Write out the records word for word, with no pictures.
— Start Given data —
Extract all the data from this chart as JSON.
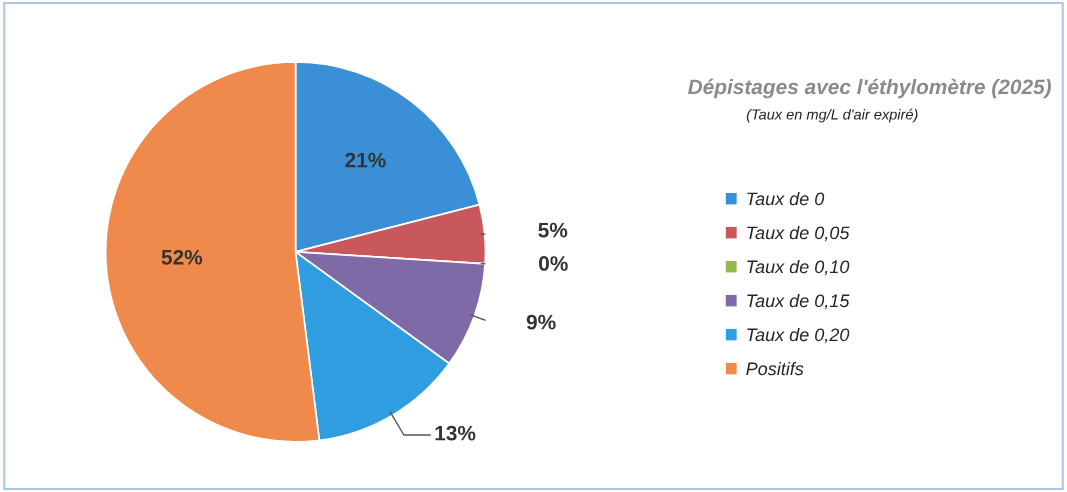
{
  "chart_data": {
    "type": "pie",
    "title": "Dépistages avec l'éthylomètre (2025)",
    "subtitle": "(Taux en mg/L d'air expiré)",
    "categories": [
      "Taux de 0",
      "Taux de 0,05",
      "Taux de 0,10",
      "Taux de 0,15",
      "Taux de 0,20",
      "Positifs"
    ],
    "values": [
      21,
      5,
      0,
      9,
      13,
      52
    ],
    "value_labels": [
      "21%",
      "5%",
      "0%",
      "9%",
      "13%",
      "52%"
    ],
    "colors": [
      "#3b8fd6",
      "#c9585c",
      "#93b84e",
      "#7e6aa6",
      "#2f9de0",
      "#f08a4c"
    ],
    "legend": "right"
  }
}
— End Given data —
Complete answer:
Extract all the data from this chart as JSON.
{
  "chart_data": {
    "type": "pie",
    "title": "Dépistages avec l'éthylomètre (2025)",
    "subtitle": "(Taux en mg/L d'air expiré)",
    "categories": [
      "Taux de 0",
      "Taux de 0,05",
      "Taux de 0,10",
      "Taux de 0,15",
      "Taux de 0,20",
      "Positifs"
    ],
    "values": [
      21,
      5,
      0,
      9,
      13,
      52
    ],
    "value_labels": [
      "21%",
      "5%",
      "0%",
      "9%",
      "13%",
      "52%"
    ],
    "colors": [
      "#3b8fd6",
      "#c9585c",
      "#93b84e",
      "#7e6aa6",
      "#2f9de0",
      "#f08a4c"
    ],
    "legend": "right"
  }
}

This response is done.